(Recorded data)
☆ ☆ ☆ ☆ ☆ ☆ ☆
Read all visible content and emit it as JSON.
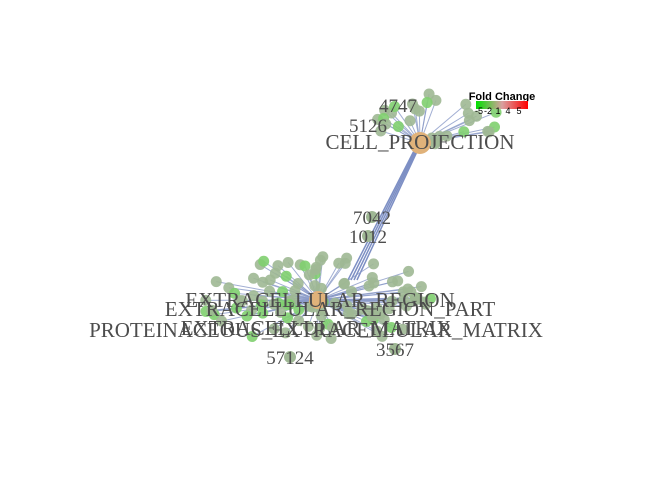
{
  "legend": {
    "title": "Fold Change",
    "ticks": [
      -5,
      -2,
      1,
      4,
      5
    ]
  },
  "nodes": [
    {
      "label": "CELL_PROJECTION"
    },
    {
      "label": "EXTRACELLULAR_REGION"
    },
    {
      "label": "EXTRACELLULAR_REGION_PART"
    },
    {
      "label": "PROTEINACEOUS_EXTRACELLULAR_MATRIX"
    },
    {
      "label": "EXTRACELLULAR_MATRIX"
    },
    {
      "label": "7042"
    },
    {
      "label": "1012"
    },
    {
      "label": "57124"
    },
    {
      "label": "3567"
    },
    {
      "label": "4747"
    },
    {
      "label": "5126"
    }
  ]
}
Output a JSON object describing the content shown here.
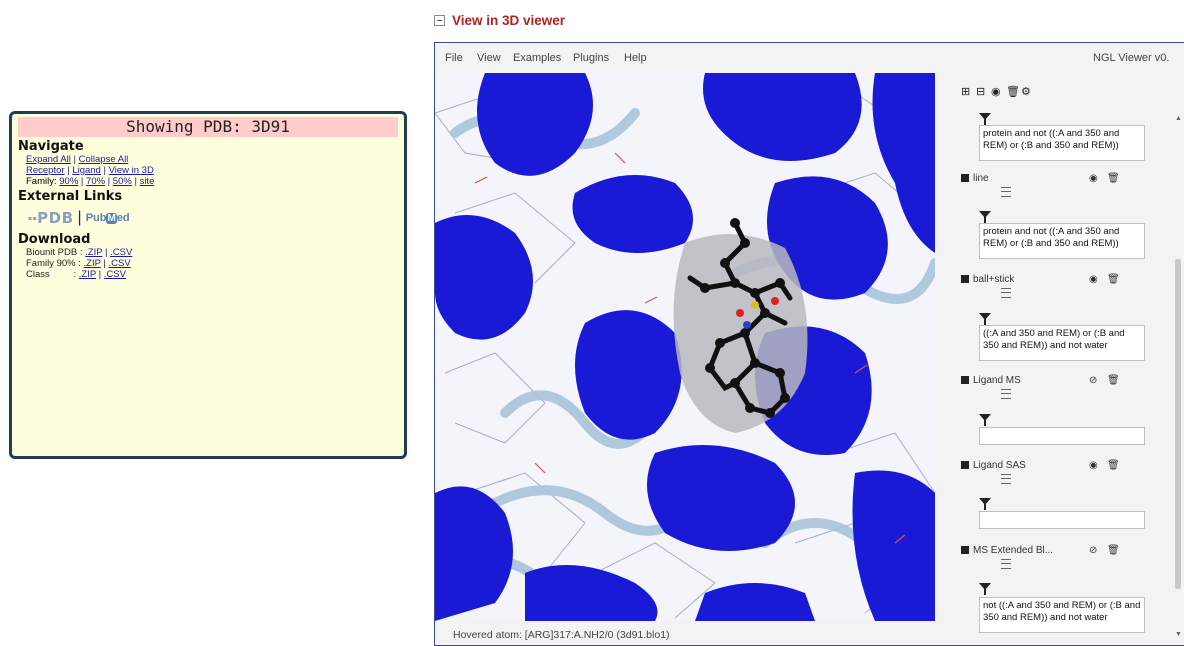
{
  "info_panel": {
    "title": "Showing PDB: 3D91",
    "navigate": {
      "heading": "Navigate",
      "expand_all": "Expand All",
      "collapse_all": "Collapse All",
      "receptor": "Receptor",
      "ligand": "Ligand",
      "view_in_3d": "View in 3D",
      "family_label": "Family:",
      "family_90": "90%",
      "family_70": "70%",
      "family_50": "50%",
      "family_site": "site"
    },
    "external_links": {
      "heading": "External Links",
      "pdb_logo": "PDB",
      "pubmed_logo_left": "Pub",
      "pubmed_logo_m": "M",
      "pubmed_logo_right": "ed"
    },
    "download": {
      "heading": "Download",
      "rows": [
        {
          "label": "Biounit PDB :",
          "zip": ".ZIP",
          "csv": ".CSV"
        },
        {
          "label": "Family 90% :",
          "zip": ".ZIP",
          "csv": ".CSV"
        },
        {
          "label": "Class         :",
          "zip": ".ZIP",
          "csv": ".CSV"
        }
      ]
    }
  },
  "viewer_section": {
    "title": "View in 3D viewer"
  },
  "viewer": {
    "menu": [
      "File",
      "View",
      "Examples",
      "Plugins",
      "Help"
    ],
    "brand": "NGL Viewer v0.",
    "status": "Hovered atom: [ARG]317:A.NH2/0 (3d91.blo1)"
  },
  "sidebar": {
    "top_filter": "protein and not ((:A and 350 and REM) or (:B and 350 and REM))",
    "components": [
      {
        "name": "line",
        "filter": "protein and not ((:A and 350 and REM) or (:B and 350 and REM))"
      },
      {
        "name": "ball+stick",
        "filter": "((:A and 350 and REM) or (:B and 350 and REM)) and not water"
      },
      {
        "name": "Ligand MS",
        "filter": ""
      },
      {
        "name": "Ligand SAS",
        "filter": ""
      },
      {
        "name": "MS Extended Bl...",
        "filter": "not ((:A and 350 and REM) or (:B and 350 and REM)) and not water"
      }
    ]
  },
  "colors": {
    "panel_bg": "#ffffde",
    "panel_border": "#1f3d57",
    "title_band": "#ffcccc",
    "link": "#1a1aa6",
    "surface_blue": "#1a1ad6",
    "section_title": "#b22222"
  }
}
☆ ☆ ☆ ☆ ☆ ☆ ☆
Among the lines above, return those that contain the string "name".

Answer to the exercise>
        "name": "line",
        "name": "ball+stick",
        "name": "Ligand MS",
        "name": "Ligand SAS",
        "name": "MS Extended Bl...",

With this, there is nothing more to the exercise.